_Material provided_:
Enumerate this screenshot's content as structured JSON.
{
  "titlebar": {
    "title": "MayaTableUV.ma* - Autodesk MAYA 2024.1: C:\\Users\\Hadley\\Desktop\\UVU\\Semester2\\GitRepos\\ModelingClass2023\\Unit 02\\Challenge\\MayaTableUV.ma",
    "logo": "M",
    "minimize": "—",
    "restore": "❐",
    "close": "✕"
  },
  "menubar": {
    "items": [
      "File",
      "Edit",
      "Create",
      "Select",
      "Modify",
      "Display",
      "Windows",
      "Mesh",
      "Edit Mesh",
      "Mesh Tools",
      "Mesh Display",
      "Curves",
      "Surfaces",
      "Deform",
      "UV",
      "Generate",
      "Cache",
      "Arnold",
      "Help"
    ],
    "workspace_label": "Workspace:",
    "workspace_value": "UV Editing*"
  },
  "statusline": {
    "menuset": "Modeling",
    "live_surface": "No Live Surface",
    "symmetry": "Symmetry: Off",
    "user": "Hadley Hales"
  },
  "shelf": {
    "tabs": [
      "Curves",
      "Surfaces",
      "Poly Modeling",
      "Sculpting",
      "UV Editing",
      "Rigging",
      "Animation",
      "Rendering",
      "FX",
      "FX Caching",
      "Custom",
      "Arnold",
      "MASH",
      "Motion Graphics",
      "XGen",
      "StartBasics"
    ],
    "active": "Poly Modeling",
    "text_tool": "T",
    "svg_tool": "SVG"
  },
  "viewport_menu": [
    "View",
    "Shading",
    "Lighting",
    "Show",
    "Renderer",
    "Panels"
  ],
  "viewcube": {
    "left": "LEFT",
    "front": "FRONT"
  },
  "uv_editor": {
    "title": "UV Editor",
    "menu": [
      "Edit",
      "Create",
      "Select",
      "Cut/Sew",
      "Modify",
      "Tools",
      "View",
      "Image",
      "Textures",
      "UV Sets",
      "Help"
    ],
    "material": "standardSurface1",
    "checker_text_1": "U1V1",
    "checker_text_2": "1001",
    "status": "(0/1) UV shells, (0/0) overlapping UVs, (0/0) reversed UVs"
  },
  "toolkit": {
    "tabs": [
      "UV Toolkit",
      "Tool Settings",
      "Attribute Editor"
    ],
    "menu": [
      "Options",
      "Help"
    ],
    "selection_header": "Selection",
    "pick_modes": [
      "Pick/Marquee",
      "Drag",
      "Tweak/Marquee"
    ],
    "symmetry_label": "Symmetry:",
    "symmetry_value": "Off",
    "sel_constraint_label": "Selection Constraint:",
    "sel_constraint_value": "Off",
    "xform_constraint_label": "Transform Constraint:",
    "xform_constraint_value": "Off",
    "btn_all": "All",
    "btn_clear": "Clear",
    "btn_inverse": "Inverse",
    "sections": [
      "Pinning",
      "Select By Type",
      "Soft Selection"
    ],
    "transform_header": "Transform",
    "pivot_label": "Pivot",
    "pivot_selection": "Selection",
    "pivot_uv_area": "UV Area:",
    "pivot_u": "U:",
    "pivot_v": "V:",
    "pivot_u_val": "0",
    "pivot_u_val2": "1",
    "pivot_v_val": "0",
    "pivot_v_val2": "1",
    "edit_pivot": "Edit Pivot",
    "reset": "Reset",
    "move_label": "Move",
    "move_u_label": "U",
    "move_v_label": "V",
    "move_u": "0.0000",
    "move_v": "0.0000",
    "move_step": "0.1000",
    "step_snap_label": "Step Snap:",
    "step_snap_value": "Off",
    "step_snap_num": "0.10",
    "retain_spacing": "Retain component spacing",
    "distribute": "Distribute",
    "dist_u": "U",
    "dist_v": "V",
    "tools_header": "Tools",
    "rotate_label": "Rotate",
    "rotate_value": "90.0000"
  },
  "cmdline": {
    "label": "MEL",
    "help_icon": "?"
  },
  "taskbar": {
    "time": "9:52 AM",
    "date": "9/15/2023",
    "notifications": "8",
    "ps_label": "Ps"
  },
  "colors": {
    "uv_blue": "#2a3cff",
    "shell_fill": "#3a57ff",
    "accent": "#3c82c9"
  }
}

_Task details_:
Go back to the listing above and please repeat it exactly.

_Result for this task_:
Enumerate this screenshot's content as structured JSON.
{
  "titlebar": {
    "title": "MayaTableUV.ma* - Autodesk MAYA 2024.1: C:\\Users\\Hadley\\Desktop\\UVU\\Semester2\\GitRepos\\ModelingClass2023\\Unit 02\\Challenge\\MayaTableUV.ma",
    "logo": "M",
    "minimize": "—",
    "restore": "❐",
    "close": "✕"
  },
  "menubar": {
    "items": [
      "File",
      "Edit",
      "Create",
      "Select",
      "Modify",
      "Display",
      "Windows",
      "Mesh",
      "Edit Mesh",
      "Mesh Tools",
      "Mesh Display",
      "Curves",
      "Surfaces",
      "Deform",
      "UV",
      "Generate",
      "Cache",
      "Arnold",
      "Help"
    ],
    "workspace_label": "Workspace:",
    "workspace_value": "UV Editing*"
  },
  "statusline": {
    "menuset": "Modeling",
    "live_surface": "No Live Surface",
    "symmetry": "Symmetry: Off",
    "user": "Hadley Hales"
  },
  "shelf": {
    "tabs": [
      "Curves",
      "Surfaces",
      "Poly Modeling",
      "Sculpting",
      "UV Editing",
      "Rigging",
      "Animation",
      "Rendering",
      "FX",
      "FX Caching",
      "Custom",
      "Arnold",
      "MASH",
      "Motion Graphics",
      "XGen",
      "StartBasics"
    ],
    "active": "Poly Modeling",
    "text_tool": "T",
    "svg_tool": "SVG"
  },
  "viewport_menu": [
    "View",
    "Shading",
    "Lighting",
    "Show",
    "Renderer",
    "Panels"
  ],
  "viewcube": {
    "left": "LEFT",
    "front": "FRONT"
  },
  "uv_editor": {
    "title": "UV Editor",
    "menu": [
      "Edit",
      "Create",
      "Select",
      "Cut/Sew",
      "Modify",
      "Tools",
      "View",
      "Image",
      "Textures",
      "UV Sets",
      "Help"
    ],
    "material": "standardSurface1",
    "checker_text_1": "U1V1",
    "checker_text_2": "1001",
    "status": "(0/1) UV shells, (0/0) overlapping UVs, (0/0) reversed UVs"
  },
  "toolkit": {
    "tabs": [
      "UV Toolkit",
      "Tool Settings",
      "Attribute Editor"
    ],
    "menu": [
      "Options",
      "Help"
    ],
    "selection_header": "Selection",
    "pick_modes": [
      "Pick/Marquee",
      "Drag",
      "Tweak/Marquee"
    ],
    "symmetry_label": "Symmetry:",
    "symmetry_value": "Off",
    "sel_constraint_label": "Selection Constraint:",
    "sel_constraint_value": "Off",
    "xform_constraint_label": "Transform Constraint:",
    "xform_constraint_value": "Off",
    "btn_all": "All",
    "btn_clear": "Clear",
    "btn_inverse": "Inverse",
    "sections": [
      "Pinning",
      "Select By Type",
      "Soft Selection"
    ],
    "transform_header": "Transform",
    "pivot_label": "Pivot",
    "pivot_selection": "Selection",
    "pivot_uv_area": "UV Area:",
    "pivot_u": "U:",
    "pivot_v": "V:",
    "pivot_u_val": "0",
    "pivot_u_val2": "1",
    "pivot_v_val": "0",
    "pivot_v_val2": "1",
    "edit_pivot": "Edit Pivot",
    "reset": "Reset",
    "move_label": "Move",
    "move_u_label": "U",
    "move_v_label": "V",
    "move_u": "0.0000",
    "move_v": "0.0000",
    "move_step": "0.1000",
    "step_snap_label": "Step Snap:",
    "step_snap_value": "Off",
    "step_snap_num": "0.10",
    "retain_spacing": "Retain component spacing",
    "distribute": "Distribute",
    "dist_u": "U",
    "dist_v": "V",
    "tools_header": "Tools",
    "rotate_label": "Rotate",
    "rotate_value": "90.0000"
  },
  "cmdline": {
    "label": "MEL",
    "help_icon": "?"
  },
  "taskbar": {
    "time": "9:52 AM",
    "date": "9/15/2023",
    "notifications": "8",
    "ps_label": "Ps"
  },
  "colors": {
    "uv_blue": "#2a3cff",
    "shell_fill": "#3a57ff",
    "accent": "#3c82c9"
  }
}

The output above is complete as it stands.